> EXCERPT TO READ
================================

Thanks @MojtabaHs! I'd rather see this added to Firestore/Swift/Source/Codable/CollectionReference+WriteEncodable.swift since that file is already Swift and it would be closer to the non-async implementation.
@ncooke3 @wu-hui Do you know if it was an oversight that this is missing or some other reason?
@MojtabaHs Thanks for the PR. Given the open questions we're seeing, we want to a deeper review of the Firestore APIs and make sure we're being consistent with how we handle async and throwing. It may take us a while longer to move forward here.
@paulb777 Let me know if there is anything I can do to help this progress.
Any updates on this? There are other opportunities to introduce async counterparts to modernize the API, but I’m concerned that this decision could affect those efforts as well. I believe it’s important to address this first.
Hi @MojtabaHs, no updates as of yet. This is something actively being looked into. I'll update when the direction is more clear.
It's been a while, how can I assist you in moving forward with this progress?
Rebased on the current main branch.
Any updates? It’s been a while, and I’m concerned about losing context.
Sorry for the delay here. We're focusing on Swift Concurrency improvements in other Firebase products before getting back to Firestore. It may be a few more months.
Rebased on the current main branch.
As the poster of #9157 , I strongly discourage adding this API (for the same reason as doing it in RTDB).

================================

> WHAT THE EXERCISE ASKS
Reproduce the comment thread about adding async Firestore APIs in full, word for word. You can ignore the material.

> PROVIDED INFORMATION
================================

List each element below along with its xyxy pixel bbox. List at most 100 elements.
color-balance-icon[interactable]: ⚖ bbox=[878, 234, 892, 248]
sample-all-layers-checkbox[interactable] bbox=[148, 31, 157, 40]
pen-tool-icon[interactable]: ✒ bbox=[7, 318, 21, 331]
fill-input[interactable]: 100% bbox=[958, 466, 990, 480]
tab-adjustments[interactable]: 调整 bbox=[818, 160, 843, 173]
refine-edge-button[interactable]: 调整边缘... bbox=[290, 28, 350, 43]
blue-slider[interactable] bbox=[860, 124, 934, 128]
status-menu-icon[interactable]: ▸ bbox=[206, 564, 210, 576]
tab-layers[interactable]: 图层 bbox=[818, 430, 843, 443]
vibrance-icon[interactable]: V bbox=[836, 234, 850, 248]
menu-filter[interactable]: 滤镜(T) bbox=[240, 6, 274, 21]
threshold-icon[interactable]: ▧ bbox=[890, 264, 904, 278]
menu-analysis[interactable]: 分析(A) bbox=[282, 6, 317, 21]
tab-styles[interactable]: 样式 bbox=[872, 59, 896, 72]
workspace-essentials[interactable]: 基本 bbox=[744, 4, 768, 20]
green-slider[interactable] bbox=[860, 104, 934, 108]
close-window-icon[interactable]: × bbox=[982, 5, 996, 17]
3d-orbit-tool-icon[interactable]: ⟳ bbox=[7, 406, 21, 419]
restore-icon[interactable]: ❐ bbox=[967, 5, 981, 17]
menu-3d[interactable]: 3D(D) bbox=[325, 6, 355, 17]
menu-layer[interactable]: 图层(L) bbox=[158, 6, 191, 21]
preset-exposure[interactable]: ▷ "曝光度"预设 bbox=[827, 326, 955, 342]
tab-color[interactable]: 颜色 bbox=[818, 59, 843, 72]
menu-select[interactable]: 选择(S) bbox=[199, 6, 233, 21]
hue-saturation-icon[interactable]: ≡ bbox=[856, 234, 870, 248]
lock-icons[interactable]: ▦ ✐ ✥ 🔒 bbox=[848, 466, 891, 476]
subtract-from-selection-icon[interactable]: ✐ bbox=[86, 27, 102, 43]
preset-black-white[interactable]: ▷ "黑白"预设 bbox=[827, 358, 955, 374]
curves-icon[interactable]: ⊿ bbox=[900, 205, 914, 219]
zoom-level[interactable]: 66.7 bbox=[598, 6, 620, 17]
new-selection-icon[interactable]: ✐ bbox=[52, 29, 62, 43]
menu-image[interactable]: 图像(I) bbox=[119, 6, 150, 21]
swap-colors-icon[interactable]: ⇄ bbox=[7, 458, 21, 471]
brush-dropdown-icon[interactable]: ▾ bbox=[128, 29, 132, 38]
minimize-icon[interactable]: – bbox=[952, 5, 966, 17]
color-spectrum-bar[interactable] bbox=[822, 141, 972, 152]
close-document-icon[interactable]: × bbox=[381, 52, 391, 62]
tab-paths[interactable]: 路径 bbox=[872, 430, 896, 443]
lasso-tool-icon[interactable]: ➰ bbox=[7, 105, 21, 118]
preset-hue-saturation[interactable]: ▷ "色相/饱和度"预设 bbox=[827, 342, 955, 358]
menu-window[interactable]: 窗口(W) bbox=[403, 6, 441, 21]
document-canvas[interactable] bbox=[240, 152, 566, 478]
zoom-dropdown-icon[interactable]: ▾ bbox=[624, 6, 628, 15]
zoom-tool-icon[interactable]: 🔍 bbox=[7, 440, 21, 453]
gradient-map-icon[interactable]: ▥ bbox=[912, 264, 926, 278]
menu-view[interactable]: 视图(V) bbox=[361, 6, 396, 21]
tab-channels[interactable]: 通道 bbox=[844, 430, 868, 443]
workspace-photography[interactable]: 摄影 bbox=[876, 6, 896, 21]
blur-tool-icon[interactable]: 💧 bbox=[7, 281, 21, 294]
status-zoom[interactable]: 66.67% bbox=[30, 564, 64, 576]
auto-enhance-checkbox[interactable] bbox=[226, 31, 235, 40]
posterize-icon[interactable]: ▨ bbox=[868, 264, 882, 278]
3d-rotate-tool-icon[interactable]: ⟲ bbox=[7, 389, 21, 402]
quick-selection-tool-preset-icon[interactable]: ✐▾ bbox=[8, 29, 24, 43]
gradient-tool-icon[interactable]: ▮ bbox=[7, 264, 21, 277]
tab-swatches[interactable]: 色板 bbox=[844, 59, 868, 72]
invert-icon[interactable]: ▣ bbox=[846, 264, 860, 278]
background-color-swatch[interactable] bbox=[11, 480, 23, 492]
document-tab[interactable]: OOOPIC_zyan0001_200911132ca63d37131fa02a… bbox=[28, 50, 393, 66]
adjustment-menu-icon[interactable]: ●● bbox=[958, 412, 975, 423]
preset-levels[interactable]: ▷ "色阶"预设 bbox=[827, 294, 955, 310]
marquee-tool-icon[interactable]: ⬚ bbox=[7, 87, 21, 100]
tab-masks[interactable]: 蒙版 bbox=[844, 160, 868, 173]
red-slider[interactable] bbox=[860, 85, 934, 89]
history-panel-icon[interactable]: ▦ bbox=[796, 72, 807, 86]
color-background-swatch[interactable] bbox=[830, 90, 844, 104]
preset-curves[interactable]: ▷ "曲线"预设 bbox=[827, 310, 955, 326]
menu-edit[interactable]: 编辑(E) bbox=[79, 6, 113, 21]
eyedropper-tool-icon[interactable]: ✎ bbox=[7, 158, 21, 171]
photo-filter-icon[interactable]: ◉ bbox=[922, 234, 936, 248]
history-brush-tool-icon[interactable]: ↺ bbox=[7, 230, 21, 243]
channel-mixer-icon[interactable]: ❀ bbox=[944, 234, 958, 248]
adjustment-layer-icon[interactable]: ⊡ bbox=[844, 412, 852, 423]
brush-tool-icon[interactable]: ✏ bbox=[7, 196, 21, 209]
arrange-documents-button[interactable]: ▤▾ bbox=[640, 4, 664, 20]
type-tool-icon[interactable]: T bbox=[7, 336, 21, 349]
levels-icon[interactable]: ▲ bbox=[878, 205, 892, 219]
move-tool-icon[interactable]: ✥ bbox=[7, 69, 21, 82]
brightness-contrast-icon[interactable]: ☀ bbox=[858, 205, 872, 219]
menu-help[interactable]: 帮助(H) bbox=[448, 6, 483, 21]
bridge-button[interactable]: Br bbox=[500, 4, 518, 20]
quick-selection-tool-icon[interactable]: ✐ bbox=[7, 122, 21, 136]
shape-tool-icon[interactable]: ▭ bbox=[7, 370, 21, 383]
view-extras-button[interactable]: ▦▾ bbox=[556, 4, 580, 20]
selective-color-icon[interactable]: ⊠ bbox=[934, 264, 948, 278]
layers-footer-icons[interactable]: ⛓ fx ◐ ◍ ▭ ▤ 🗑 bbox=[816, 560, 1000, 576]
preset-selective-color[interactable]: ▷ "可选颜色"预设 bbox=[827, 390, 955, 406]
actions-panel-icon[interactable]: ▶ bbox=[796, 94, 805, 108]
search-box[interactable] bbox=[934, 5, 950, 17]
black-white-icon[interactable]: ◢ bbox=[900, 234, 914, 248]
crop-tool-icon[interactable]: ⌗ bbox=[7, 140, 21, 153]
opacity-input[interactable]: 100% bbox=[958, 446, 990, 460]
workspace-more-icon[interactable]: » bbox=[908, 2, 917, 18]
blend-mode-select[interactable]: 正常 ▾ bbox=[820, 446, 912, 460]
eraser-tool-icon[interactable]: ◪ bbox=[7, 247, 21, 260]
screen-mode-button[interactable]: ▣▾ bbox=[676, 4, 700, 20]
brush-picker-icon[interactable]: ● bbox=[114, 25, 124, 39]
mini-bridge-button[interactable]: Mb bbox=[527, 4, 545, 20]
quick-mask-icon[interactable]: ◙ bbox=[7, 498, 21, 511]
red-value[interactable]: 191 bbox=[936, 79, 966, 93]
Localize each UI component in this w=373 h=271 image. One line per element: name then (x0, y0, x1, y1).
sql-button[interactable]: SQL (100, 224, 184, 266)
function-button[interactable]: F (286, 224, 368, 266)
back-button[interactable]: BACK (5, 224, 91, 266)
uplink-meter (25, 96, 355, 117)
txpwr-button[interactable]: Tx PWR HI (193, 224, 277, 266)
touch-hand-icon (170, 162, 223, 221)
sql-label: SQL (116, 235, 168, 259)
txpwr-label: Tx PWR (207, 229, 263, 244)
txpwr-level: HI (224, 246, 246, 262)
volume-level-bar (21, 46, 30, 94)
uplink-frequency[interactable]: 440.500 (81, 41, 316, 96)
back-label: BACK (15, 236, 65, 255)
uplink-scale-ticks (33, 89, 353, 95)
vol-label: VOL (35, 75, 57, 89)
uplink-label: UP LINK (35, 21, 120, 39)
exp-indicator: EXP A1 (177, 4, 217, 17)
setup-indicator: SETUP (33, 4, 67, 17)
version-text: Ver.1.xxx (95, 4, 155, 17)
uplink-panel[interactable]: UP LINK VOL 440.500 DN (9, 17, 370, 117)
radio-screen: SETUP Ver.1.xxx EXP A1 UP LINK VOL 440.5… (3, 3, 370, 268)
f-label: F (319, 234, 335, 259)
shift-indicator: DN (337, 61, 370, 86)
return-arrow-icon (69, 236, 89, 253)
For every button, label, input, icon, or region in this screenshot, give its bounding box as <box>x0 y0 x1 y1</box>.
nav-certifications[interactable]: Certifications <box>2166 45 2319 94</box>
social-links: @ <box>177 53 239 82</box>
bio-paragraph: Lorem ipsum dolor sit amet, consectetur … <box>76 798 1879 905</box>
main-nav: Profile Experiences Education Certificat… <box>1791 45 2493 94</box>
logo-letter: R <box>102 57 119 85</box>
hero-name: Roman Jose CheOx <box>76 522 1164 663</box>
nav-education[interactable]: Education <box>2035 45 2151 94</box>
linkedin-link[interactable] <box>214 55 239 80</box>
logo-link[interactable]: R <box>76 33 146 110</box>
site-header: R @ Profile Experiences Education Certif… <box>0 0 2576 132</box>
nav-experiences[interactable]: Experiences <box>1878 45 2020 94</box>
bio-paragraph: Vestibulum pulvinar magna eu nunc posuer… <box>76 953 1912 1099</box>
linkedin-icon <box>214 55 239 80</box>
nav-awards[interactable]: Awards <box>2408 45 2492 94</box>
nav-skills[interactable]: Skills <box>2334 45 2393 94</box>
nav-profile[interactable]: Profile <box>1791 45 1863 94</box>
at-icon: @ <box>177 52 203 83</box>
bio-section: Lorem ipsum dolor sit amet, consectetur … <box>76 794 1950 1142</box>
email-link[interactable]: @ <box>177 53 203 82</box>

================================

> EXERCISE ANSWER
Thanks @MojtabaHs! I'd rather see this added to Firestore/Swift/Source/Codable/CollectionReference+WriteEncodable.swift since that file is already Swift and it would be closer to the non-async implementation.
@ncooke3 @wu-hui Do you know if it was an oversight that this is missing or some other reason?
@MojtabaHs Thanks for the PR. Given the open questions we're seeing, we want to a deeper review of the Firestore APIs and make sure we're being consistent with how we handle async and throwing. It may take us a while longer to move forward here.
@paulb777 Let me know if there is anything I can do to help this progress.
Any updates on this? There are other opportunities to introduce async counterparts to modernize the API, but I’m concerned that this decision could affect those efforts as well. I believe it’s important to address this first.
Hi @MojtabaHs, no updates as of yet. This is something actively being looked into. I'll update when the direction is more clear.
It's been a while, how can I assist you in moving forward with this progress?
Rebased on the current main branch.
Any updates? It’s been a while, and I’m concerned about losing context.
Sorry for the delay here. We're focusing on Swift Concurrency improvements in other Firebase products before getting back to Firestore. It may be a few more months.
Rebased on the current main branch.
As the poster of #9157 , I strongly discourage adding this API (for the same reason as doing it in RTDB).